Dataset items:
═══

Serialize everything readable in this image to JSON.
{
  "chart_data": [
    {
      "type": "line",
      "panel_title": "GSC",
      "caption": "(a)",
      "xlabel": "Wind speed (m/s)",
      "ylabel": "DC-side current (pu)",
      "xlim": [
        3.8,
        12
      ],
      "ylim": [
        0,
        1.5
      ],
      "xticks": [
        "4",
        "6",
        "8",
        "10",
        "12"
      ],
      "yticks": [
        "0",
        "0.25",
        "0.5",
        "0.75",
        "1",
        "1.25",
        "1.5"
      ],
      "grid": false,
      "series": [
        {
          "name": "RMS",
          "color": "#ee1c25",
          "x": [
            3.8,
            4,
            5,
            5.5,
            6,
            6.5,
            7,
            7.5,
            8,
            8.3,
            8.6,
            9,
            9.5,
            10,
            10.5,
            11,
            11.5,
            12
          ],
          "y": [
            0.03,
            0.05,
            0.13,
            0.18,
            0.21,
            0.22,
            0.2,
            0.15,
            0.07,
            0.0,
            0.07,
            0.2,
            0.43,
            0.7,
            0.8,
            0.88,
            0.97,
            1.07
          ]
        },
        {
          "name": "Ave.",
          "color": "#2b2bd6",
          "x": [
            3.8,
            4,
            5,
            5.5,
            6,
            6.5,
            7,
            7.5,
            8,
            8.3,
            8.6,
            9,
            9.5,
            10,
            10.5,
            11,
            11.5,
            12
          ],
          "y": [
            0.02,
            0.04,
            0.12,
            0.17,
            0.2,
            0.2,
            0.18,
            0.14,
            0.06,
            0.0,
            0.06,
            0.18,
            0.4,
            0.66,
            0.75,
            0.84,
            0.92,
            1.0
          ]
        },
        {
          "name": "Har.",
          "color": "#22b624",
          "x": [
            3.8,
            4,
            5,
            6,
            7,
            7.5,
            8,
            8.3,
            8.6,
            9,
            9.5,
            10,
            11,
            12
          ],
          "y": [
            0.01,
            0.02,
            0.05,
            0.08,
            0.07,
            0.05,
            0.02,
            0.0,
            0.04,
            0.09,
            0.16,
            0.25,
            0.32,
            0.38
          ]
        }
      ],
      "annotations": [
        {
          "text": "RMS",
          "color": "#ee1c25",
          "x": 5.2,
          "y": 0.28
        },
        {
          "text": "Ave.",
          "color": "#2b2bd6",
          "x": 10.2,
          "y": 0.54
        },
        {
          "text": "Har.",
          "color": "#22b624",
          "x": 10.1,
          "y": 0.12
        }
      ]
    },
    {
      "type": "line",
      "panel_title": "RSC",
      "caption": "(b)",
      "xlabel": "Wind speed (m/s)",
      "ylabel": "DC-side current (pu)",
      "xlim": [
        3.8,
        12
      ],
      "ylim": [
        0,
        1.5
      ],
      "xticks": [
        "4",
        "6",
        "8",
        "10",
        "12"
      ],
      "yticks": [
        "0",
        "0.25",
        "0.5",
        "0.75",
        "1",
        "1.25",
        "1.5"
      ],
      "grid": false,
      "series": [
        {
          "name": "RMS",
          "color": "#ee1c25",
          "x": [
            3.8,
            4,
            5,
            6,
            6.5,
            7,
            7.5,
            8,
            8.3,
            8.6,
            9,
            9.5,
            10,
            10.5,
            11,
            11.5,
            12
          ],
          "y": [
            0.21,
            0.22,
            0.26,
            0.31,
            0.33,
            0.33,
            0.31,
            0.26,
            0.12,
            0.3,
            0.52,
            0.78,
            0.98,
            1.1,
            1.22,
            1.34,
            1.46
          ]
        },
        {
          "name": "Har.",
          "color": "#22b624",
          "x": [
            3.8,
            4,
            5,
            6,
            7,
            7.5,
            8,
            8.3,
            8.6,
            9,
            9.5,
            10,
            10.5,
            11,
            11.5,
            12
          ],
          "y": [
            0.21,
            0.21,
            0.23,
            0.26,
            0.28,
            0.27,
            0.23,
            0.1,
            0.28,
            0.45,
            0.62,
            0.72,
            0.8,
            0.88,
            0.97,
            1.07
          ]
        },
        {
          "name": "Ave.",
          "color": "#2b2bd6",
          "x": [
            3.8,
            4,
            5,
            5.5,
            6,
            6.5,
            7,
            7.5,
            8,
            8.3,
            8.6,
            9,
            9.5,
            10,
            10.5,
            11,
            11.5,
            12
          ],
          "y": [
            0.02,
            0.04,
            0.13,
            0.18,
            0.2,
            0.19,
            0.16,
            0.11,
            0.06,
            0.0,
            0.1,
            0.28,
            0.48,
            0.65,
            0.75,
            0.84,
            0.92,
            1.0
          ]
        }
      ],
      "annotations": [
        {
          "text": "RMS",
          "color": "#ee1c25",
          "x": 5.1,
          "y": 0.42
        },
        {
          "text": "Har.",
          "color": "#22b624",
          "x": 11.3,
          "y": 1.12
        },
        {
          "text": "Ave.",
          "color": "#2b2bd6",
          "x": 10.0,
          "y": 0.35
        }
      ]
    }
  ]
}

═══

* [GIVEN TASK]: Reproduce the full listing above, character for character.

* [RESPONSE BELOW]:
Serialize everything readable in this image to JSON.
{
  "chart_data": [
    {
      "type": "line",
      "panel_title": "GSC",
      "caption": "(a)",
      "xlabel": "Wind speed (m/s)",
      "ylabel": "DC-side current (pu)",
      "xlim": [
        3.8,
        12
      ],
      "ylim": [
        0,
        1.5
      ],
      "xticks": [
        "4",
        "6",
        "8",
        "10",
        "12"
      ],
      "yticks": [
        "0",
        "0.25",
        "0.5",
        "0.75",
        "1",
        "1.25",
        "1.5"
      ],
      "grid": false,
      "series": [
        {
          "name": "RMS",
          "color": "#ee1c25",
          "x": [
            3.8,
            4,
            5,
            5.5,
            6,
            6.5,
            7,
            7.5,
            8,
            8.3,
            8.6,
            9,
            9.5,
            10,
            10.5,
            11,
            11.5,
            12
          ],
          "y": [
            0.03,
            0.05,
            0.13,
            0.18,
            0.21,
            0.22,
            0.2,
            0.15,
            0.07,
            0.0,
            0.07,
            0.2,
            0.43,
            0.7,
            0.8,
            0.88,
            0.97,
            1.07
          ]
        },
        {
          "name": "Ave.",
          "color": "#2b2bd6",
          "x": [
            3.8,
            4,
            5,
            5.5,
            6,
            6.5,
            7,
            7.5,
            8,
            8.3,
            8.6,
            9,
            9.5,
            10,
            10.5,
            11,
            11.5,
            12
          ],
          "y": [
            0.02,
            0.04,
            0.12,
            0.17,
            0.2,
            0.2,
            0.18,
            0.14,
            0.06,
            0.0,
            0.06,
            0.18,
            0.4,
            0.66,
            0.75,
            0.84,
            0.92,
            1.0
          ]
        },
        {
          "name": "Har.",
          "color": "#22b624",
          "x": [
            3.8,
            4,
            5,
            6,
            7,
            7.5,
            8,
            8.3,
            8.6,
            9,
            9.5,
            10,
            11,
            12
          ],
          "y": [
            0.01,
            0.02,
            0.05,
            0.08,
            0.07,
            0.05,
            0.02,
            0.0,
            0.04,
            0.09,
            0.16,
            0.25,
            0.32,
            0.38
          ]
        }
      ],
      "annotations": [
        {
          "text": "RMS",
          "color": "#ee1c25",
          "x": 5.2,
          "y": 0.28
        },
        {
          "text": "Ave.",
          "color": "#2b2bd6",
          "x": 10.2,
          "y": 0.54
        },
        {
          "text": "Har.",
          "color": "#22b624",
          "x": 10.1,
          "y": 0.12
        }
      ]
    },
    {
      "type": "line",
      "panel_title": "RSC",
      "caption": "(b)",
      "xlabel": "Wind speed (m/s)",
      "ylabel": "DC-side current (pu)",
      "xlim": [
        3.8,
        12
      ],
      "ylim": [
        0,
        1.5
      ],
      "xticks": [
        "4",
        "6",
        "8",
        "10",
        "12"
      ],
      "yticks": [
        "0",
        "0.25",
        "0.5",
        "0.75",
        "1",
        "1.25",
        "1.5"
      ],
      "grid": false,
      "series": [
        {
          "name": "RMS",
          "color": "#ee1c25",
          "x": [
            3.8,
            4,
            5,
            6,
            6.5,
            7,
            7.5,
            8,
            8.3,
            8.6,
            9,
            9.5,
            10,
            10.5,
            11,
            11.5,
            12
          ],
          "y": [
            0.21,
            0.22,
            0.26,
            0.31,
            0.33,
            0.33,
            0.31,
            0.26,
            0.12,
            0.3,
            0.52,
            0.78,
            0.98,
            1.1,
            1.22,
            1.34,
            1.46
          ]
        },
        {
          "name": "Har.",
          "color": "#22b624",
          "x": [
            3.8,
            4,
            5,
            6,
            7,
            7.5,
            8,
            8.3,
            8.6,
            9,
            9.5,
            10,
            10.5,
            11,
            11.5,
            12
          ],
          "y": [
            0.21,
            0.21,
            0.23,
            0.26,
            0.28,
            0.27,
            0.23,
            0.1,
            0.28,
            0.45,
            0.62,
            0.72,
            0.8,
            0.88,
            0.97,
            1.07
          ]
        },
        {
          "name": "Ave.",
          "color": "#2b2bd6",
          "x": [
            3.8,
            4,
            5,
            5.5,
            6,
            6.5,
            7,
            7.5,
            8,
            8.3,
            8.6,
            9,
            9.5,
            10,
            10.5,
            11,
            11.5,
            12
          ],
          "y": [
            0.02,
            0.04,
            0.13,
            0.18,
            0.2,
            0.19,
            0.16,
            0.11,
            0.06,
            0.0,
            0.1,
            0.28,
            0.48,
            0.65,
            0.75,
            0.84,
            0.92,
            1.0
          ]
        }
      ],
      "annotations": [
        {
          "text": "RMS",
          "color": "#ee1c25",
          "x": 5.1,
          "y": 0.42
        },
        {
          "text": "Har.",
          "color": "#22b624",
          "x": 11.3,
          "y": 1.12
        },
        {
          "text": "Ave.",
          "color": "#2b2bd6",
          "x": 10.0,
          "y": 0.35
        }
      ]
    }
  ]
}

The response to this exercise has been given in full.